▶ [What is needed] Each record must be reproduced exactly as it is shown.

──────────

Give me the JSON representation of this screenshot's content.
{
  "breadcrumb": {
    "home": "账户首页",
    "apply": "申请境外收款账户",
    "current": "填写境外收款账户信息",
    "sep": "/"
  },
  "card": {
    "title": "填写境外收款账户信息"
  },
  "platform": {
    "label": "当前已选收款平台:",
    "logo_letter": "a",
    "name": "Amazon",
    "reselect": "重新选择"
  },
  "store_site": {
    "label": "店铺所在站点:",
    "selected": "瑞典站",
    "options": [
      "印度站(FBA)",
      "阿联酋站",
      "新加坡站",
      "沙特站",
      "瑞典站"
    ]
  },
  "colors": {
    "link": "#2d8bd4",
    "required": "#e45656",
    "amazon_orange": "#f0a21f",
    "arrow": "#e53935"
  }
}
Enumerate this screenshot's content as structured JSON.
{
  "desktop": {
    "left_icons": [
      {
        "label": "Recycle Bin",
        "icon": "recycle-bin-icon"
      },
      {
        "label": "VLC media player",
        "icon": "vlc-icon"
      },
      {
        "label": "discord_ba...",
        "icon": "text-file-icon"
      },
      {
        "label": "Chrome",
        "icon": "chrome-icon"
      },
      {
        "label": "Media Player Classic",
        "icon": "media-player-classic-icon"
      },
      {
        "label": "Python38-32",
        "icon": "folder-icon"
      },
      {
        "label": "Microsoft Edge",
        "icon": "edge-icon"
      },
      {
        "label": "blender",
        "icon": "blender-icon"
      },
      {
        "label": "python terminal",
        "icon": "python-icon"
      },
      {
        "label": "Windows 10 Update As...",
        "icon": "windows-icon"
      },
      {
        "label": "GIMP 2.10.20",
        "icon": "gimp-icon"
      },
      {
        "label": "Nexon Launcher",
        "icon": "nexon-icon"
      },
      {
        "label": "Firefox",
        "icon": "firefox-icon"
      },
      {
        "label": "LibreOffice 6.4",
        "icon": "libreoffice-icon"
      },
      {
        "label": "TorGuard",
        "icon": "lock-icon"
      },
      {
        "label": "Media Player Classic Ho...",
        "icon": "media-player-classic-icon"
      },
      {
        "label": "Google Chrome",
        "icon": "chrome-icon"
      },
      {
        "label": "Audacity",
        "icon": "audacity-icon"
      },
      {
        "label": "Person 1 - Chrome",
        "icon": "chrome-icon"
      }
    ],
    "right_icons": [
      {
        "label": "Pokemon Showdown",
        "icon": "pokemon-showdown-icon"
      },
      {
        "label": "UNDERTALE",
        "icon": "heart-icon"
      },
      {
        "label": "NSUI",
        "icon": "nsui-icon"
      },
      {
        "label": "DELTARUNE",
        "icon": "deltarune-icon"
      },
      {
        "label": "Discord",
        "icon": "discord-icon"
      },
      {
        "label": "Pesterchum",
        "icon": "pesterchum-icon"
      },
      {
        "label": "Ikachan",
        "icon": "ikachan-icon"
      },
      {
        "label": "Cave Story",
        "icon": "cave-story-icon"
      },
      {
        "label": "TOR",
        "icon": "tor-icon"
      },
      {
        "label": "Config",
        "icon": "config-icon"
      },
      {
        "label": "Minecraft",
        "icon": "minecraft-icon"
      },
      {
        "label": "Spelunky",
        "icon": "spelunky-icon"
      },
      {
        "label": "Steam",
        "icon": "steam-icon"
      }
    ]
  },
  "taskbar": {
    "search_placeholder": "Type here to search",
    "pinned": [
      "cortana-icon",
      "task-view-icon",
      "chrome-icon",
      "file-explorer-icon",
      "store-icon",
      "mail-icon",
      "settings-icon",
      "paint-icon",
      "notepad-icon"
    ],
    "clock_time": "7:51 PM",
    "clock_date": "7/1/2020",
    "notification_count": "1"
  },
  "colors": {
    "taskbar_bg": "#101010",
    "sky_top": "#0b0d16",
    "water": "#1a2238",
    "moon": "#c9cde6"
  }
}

──────────

▶ [Response to this task]
Give me the JSON representation of this screenshot's content.
{
  "breadcrumb": {
    "home": "账户首页",
    "apply": "申请境外收款账户",
    "current": "填写境外收款账户信息",
    "sep": "/"
  },
  "card": {
    "title": "填写境外收款账户信息"
  },
  "platform": {
    "label": "当前已选收款平台:",
    "logo_letter": "a",
    "name": "Amazon",
    "reselect": "重新选择"
  },
  "store_site": {
    "label": "店铺所在站点:",
    "selected": "瑞典站",
    "options": [
      "印度站(FBA)",
      "阿联酋站",
      "新加坡站",
      "沙特站",
      "瑞典站"
    ]
  },
  "colors": {
    "link": "#2d8bd4",
    "required": "#e45656",
    "amazon_orange": "#f0a21f",
    "arrow": "#e53935"
  }
}
Enumerate this screenshot's content as structured JSON.
{
  "desktop": {
    "left_icons": [
      {
        "label": "Recycle Bin",
        "icon": "recycle-bin-icon"
      },
      {
        "label": "VLC media player",
        "icon": "vlc-icon"
      },
      {
        "label": "discord_ba...",
        "icon": "text-file-icon"
      },
      {
        "label": "Chrome",
        "icon": "chrome-icon"
      },
      {
        "label": "Media Player Classic",
        "icon": "media-player-classic-icon"
      },
      {
        "label": "Python38-32",
        "icon": "folder-icon"
      },
      {
        "label": "Microsoft Edge",
        "icon": "edge-icon"
      },
      {
        "label": "blender",
        "icon": "blender-icon"
      },
      {
        "label": "python terminal",
        "icon": "python-icon"
      },
      {
        "label": "Windows 10 Update As...",
        "icon": "windows-icon"
      },
      {
        "label": "GIMP 2.10.20",
        "icon": "gimp-icon"
      },
      {
        "label": "Nexon Launcher",
        "icon": "nexon-icon"
      },
      {
        "label": "Firefox",
        "icon": "firefox-icon"
      },
      {
        "label": "LibreOffice 6.4",
        "icon": "libreoffice-icon"
      },
      {
        "label": "TorGuard",
        "icon": "lock-icon"
      },
      {
        "label": "Media Player Classic Ho...",
        "icon": "media-player-classic-icon"
      },
      {
        "label": "Google Chrome",
        "icon": "chrome-icon"
      },
      {
        "label": "Audacity",
        "icon": "audacity-icon"
      },
      {
        "label": "Person 1 - Chrome",
        "icon": "chrome-icon"
      }
    ],
    "right_icons": [
      {
        "label": "Pokemon Showdown",
        "icon": "pokemon-showdown-icon"
      },
      {
        "label": "UNDERTALE",
        "icon": "heart-icon"
      },
      {
        "label": "NSUI",
        "icon": "nsui-icon"
      },
      {
        "label": "DELTARUNE",
        "icon": "deltarune-icon"
      },
      {
        "label": "Discord",
        "icon": "discord-icon"
      },
      {
        "label": "Pesterchum",
        "icon": "pesterchum-icon"
      },
      {
        "label": "Ikachan",
        "icon": "ikachan-icon"
      },
      {
        "label": "Cave Story",
        "icon": "cave-story-icon"
      },
      {
        "label": "TOR",
        "icon": "tor-icon"
      },
      {
        "label": "Config",
        "icon": "config-icon"
      },
      {
        "label": "Minecraft",
        "icon": "minecraft-icon"
      },
      {
        "label": "Spelunky",
        "icon": "spelunky-icon"
      },
      {
        "label": "Steam",
        "icon": "steam-icon"
      }
    ]
  },
  "taskbar": {
    "search_placeholder": "Type here to search",
    "pinned": [
      "cortana-icon",
      "task-view-icon",
      "chrome-icon",
      "file-explorer-icon",
      "store-icon",
      "mail-icon",
      "settings-icon",
      "paint-icon",
      "notepad-icon"
    ],
    "clock_time": "7:51 PM",
    "clock_date": "7/1/2020",
    "notification_count": "1"
  },
  "colors": {
    "taskbar_bg": "#101010",
    "sky_top": "#0b0d16",
    "water": "#1a2238",
    "moon": "#c9cde6"
  }
}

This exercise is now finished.